[Stored records]
..........
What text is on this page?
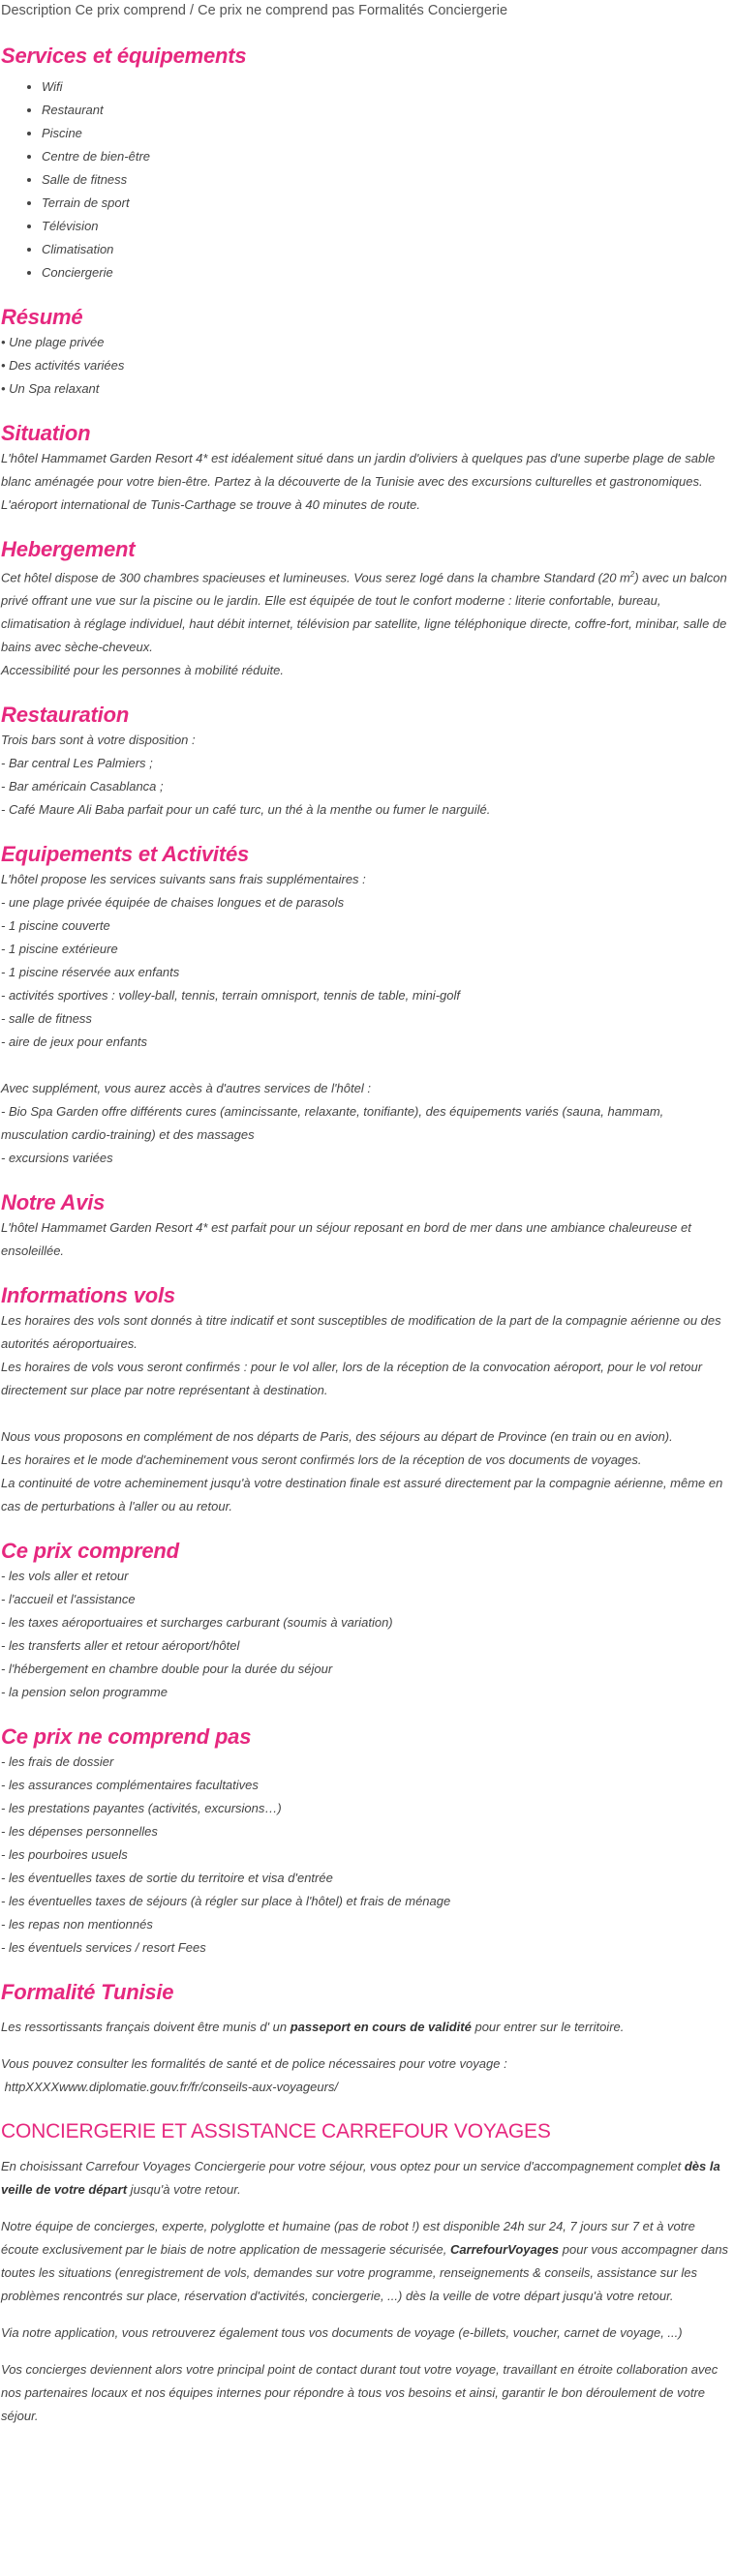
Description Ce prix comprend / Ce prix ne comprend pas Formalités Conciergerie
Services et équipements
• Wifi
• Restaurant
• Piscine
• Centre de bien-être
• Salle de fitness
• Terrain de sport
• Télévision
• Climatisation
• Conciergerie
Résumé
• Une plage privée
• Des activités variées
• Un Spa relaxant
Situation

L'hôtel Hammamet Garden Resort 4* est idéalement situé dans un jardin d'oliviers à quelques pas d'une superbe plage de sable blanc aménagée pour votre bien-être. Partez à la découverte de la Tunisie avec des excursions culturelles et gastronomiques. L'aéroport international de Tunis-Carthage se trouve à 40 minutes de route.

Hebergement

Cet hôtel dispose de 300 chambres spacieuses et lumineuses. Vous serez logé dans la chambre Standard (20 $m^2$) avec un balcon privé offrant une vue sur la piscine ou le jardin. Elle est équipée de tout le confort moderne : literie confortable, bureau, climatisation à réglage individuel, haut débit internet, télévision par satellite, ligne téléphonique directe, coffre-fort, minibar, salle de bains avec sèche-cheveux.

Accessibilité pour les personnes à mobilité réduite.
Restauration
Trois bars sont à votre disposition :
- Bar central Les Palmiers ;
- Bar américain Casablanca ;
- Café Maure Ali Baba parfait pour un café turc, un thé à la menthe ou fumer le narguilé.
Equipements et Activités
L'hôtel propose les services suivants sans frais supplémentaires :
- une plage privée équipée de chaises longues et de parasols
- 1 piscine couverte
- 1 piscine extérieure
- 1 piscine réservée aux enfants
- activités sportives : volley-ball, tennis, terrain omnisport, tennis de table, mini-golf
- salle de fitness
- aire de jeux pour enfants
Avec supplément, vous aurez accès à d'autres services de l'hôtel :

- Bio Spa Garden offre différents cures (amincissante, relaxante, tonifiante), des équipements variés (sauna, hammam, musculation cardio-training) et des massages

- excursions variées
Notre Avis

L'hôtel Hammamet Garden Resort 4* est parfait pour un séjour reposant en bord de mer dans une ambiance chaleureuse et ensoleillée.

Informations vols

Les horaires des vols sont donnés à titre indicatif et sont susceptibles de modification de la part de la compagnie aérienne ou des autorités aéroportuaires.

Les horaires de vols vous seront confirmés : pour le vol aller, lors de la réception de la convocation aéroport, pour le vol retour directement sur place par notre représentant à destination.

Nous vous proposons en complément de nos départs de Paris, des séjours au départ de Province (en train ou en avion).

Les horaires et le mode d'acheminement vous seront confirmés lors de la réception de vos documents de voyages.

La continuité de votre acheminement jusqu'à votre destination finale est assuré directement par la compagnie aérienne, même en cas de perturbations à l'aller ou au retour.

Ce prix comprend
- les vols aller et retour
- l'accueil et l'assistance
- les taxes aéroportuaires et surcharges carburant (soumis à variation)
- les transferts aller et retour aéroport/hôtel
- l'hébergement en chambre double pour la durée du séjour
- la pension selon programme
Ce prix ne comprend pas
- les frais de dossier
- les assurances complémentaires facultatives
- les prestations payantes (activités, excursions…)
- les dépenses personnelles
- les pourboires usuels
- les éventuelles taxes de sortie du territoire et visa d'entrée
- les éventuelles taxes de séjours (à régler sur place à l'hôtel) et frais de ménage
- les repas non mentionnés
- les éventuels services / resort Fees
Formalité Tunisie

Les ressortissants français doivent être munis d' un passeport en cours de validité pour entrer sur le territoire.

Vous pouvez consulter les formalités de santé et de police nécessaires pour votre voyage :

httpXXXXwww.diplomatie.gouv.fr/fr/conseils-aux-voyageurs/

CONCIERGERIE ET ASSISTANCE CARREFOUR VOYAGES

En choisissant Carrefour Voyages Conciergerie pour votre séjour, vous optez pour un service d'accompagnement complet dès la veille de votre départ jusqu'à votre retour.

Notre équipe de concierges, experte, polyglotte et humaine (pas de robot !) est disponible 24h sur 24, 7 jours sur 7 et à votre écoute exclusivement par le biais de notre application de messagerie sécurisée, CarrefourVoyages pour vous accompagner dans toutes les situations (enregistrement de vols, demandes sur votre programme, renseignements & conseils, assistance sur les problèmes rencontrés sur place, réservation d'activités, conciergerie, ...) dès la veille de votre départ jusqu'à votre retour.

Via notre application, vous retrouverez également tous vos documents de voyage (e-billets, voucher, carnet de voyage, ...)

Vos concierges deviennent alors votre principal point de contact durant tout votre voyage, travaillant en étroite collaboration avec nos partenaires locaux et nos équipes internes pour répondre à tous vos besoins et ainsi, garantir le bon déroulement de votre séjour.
..........
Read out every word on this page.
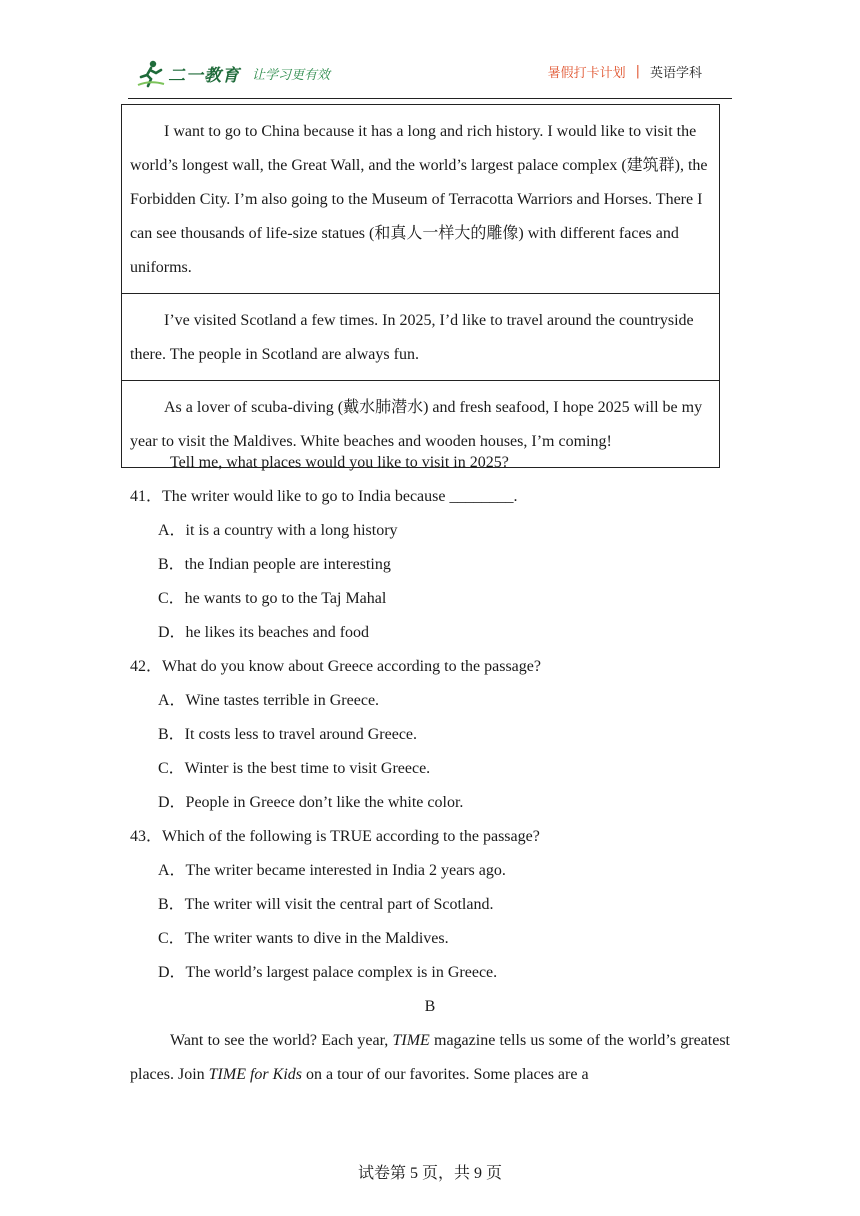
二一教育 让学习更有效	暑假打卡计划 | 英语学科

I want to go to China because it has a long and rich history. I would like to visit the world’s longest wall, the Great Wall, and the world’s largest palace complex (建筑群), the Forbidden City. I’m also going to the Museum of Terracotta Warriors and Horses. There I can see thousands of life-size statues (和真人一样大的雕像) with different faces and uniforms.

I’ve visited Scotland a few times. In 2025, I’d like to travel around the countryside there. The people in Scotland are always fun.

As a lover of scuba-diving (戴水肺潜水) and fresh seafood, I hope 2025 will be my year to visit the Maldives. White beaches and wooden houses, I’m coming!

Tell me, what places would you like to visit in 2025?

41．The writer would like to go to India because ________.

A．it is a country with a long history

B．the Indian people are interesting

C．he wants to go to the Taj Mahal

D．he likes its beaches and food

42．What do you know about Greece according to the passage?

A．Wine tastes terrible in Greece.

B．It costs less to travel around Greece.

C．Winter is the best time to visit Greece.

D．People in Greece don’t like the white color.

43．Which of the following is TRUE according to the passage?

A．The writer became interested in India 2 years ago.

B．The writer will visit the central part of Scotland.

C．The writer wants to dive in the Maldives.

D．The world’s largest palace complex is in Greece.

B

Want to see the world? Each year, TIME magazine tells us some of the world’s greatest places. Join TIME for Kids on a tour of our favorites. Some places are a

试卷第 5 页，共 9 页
..........
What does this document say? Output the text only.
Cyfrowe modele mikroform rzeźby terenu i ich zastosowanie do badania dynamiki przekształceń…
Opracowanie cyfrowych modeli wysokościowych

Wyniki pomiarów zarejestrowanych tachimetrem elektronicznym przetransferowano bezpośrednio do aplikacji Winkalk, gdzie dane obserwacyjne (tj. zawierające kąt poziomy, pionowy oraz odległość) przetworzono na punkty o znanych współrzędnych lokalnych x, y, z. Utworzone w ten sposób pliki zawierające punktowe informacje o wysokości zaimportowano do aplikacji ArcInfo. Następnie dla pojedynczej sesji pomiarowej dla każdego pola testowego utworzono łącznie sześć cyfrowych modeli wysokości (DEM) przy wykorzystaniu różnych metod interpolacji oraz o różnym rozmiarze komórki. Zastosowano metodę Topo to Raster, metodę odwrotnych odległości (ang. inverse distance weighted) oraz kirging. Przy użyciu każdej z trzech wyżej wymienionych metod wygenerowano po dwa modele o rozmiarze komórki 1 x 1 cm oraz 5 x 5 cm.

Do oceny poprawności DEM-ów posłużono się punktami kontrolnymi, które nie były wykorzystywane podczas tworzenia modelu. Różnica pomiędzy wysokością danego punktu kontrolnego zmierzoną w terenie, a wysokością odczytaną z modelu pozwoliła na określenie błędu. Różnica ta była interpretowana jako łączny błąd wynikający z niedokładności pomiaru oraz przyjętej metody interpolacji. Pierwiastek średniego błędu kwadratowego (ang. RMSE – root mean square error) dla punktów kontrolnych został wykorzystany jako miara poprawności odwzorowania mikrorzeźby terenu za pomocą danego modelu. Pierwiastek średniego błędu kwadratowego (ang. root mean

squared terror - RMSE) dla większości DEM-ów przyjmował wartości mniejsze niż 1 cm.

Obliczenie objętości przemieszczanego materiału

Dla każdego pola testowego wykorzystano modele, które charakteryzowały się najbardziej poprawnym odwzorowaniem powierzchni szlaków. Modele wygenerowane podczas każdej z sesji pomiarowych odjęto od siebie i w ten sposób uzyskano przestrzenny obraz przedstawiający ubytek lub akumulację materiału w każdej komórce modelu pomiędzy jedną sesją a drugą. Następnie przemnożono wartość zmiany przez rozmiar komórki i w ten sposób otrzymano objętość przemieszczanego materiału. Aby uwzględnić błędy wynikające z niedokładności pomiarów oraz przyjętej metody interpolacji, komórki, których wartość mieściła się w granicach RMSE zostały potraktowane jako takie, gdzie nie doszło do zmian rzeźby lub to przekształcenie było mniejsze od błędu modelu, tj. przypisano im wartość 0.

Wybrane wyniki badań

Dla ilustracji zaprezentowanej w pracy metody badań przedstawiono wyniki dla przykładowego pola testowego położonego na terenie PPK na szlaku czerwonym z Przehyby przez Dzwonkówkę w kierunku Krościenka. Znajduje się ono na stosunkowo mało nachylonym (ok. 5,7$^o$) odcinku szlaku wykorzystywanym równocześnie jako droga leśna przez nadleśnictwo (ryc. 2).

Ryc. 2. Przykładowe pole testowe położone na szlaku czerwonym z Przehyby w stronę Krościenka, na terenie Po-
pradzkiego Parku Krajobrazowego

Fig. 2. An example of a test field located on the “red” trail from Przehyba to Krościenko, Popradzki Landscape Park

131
..........
Pull every line containing "around" out of the records.

I’ve visited Scotland a few times. In 2025, I’d like to travel around the countryside there. The people in Scotland are always fun.
B．It costs less to travel around Greece.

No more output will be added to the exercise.